EXERCISE DESCRIPTION:
Records follow. Copy every line with "счет".

Stored records:
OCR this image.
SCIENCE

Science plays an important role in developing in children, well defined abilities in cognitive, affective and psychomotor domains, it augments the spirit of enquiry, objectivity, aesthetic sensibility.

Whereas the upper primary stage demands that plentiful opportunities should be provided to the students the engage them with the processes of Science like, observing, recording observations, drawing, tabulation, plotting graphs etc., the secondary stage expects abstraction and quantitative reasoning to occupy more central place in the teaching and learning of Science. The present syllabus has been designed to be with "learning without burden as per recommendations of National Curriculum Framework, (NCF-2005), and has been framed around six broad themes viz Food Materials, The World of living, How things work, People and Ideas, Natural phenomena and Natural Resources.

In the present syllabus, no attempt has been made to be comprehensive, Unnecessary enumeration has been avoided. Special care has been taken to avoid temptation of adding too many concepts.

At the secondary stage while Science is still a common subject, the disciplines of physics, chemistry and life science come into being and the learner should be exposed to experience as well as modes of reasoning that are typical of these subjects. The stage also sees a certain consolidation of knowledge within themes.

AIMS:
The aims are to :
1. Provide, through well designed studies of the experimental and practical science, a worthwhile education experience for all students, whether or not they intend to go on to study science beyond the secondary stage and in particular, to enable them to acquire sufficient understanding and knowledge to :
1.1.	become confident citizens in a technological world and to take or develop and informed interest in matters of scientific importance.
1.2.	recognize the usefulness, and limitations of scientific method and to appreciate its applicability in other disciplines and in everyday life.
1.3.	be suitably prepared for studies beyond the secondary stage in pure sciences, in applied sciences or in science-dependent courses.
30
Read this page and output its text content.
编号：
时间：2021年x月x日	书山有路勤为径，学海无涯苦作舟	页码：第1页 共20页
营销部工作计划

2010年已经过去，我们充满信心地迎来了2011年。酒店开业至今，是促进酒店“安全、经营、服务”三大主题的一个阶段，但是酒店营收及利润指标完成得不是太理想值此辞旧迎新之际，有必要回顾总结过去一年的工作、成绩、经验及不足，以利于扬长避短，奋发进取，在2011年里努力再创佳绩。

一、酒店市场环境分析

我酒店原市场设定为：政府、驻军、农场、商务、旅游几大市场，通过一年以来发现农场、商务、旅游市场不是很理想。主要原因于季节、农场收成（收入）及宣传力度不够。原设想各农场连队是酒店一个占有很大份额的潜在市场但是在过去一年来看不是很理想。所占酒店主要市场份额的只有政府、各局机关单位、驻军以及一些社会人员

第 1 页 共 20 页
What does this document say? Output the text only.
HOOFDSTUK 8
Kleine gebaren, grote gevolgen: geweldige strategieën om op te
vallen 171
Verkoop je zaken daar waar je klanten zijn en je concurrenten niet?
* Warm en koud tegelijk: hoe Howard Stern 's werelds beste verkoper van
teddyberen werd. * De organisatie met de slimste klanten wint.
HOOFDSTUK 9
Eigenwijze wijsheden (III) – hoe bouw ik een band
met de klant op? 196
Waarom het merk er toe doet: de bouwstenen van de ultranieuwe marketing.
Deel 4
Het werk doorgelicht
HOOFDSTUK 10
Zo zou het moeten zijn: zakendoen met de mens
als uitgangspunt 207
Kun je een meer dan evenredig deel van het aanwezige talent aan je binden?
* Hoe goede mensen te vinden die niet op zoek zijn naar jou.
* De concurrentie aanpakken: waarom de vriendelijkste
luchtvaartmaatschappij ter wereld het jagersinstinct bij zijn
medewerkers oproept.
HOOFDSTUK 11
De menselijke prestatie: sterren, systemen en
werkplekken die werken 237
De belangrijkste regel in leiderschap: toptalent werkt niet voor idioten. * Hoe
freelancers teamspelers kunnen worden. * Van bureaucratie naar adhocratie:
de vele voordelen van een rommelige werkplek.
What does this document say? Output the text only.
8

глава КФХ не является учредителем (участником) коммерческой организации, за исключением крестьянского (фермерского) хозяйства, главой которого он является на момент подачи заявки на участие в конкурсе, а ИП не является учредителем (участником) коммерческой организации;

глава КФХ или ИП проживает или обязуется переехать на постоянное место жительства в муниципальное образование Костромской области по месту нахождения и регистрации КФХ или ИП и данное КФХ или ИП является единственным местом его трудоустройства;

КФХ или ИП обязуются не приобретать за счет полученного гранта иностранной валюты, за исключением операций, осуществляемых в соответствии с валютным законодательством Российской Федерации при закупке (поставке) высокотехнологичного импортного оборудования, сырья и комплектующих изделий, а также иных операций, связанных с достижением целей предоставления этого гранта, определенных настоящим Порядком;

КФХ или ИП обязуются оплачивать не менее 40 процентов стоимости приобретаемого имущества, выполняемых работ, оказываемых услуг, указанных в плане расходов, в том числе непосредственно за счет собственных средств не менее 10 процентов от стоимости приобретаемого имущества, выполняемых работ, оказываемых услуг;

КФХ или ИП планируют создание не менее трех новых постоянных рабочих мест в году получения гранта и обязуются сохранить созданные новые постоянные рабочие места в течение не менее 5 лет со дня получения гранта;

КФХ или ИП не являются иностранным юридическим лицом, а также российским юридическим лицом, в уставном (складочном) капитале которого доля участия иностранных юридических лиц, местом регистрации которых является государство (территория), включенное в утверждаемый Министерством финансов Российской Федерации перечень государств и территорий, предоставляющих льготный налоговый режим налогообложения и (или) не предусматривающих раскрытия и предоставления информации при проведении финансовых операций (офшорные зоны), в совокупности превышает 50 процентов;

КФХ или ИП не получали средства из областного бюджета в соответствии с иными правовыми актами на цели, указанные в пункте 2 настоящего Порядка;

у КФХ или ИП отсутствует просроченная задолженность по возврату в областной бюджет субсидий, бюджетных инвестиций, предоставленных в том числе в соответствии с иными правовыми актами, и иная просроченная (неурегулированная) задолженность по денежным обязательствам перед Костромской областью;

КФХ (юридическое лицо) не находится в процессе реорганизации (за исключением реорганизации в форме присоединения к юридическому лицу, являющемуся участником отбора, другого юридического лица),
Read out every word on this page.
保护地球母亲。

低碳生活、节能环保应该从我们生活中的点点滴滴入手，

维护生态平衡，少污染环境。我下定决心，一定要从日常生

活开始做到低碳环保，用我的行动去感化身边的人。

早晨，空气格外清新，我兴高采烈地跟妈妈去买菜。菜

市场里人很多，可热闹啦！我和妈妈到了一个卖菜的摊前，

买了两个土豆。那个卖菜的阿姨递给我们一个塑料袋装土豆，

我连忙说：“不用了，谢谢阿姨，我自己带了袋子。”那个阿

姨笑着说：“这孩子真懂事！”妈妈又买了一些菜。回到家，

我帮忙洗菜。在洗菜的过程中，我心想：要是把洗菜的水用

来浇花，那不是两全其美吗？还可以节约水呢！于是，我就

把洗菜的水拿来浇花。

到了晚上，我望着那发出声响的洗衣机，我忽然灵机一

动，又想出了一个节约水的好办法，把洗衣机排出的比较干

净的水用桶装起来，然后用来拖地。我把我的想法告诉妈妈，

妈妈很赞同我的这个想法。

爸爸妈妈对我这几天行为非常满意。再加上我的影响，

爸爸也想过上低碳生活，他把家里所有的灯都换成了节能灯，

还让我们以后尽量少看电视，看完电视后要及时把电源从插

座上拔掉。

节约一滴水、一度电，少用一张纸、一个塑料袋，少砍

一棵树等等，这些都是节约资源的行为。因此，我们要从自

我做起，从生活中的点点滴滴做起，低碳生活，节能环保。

EXERCISE RESULT:
КФХ или ИП обязуются не приобретать за счет полученного гранта иностранной валюты, за исключением операций, осуществляемых в соответствии с валютным законодательством Российской Федерации при закупке (поставке) высокотехнологичного импортного оборудования, сырья и комплектующих изделий, а также иных операций, связанных с достижением целей предоставления этого гранта, определенных настоящим Порядком;
КФХ или ИП обязуются оплачивать не менее 40 процентов стоимости приобретаемого имущества, выполняемых работ, оказываемых услуг, указанных в плане расходов, в том числе непосредственно за счет собственных средств не менее 10 процентов от стоимости приобретаемого имущества, выполняемых работ, оказываемых услуг;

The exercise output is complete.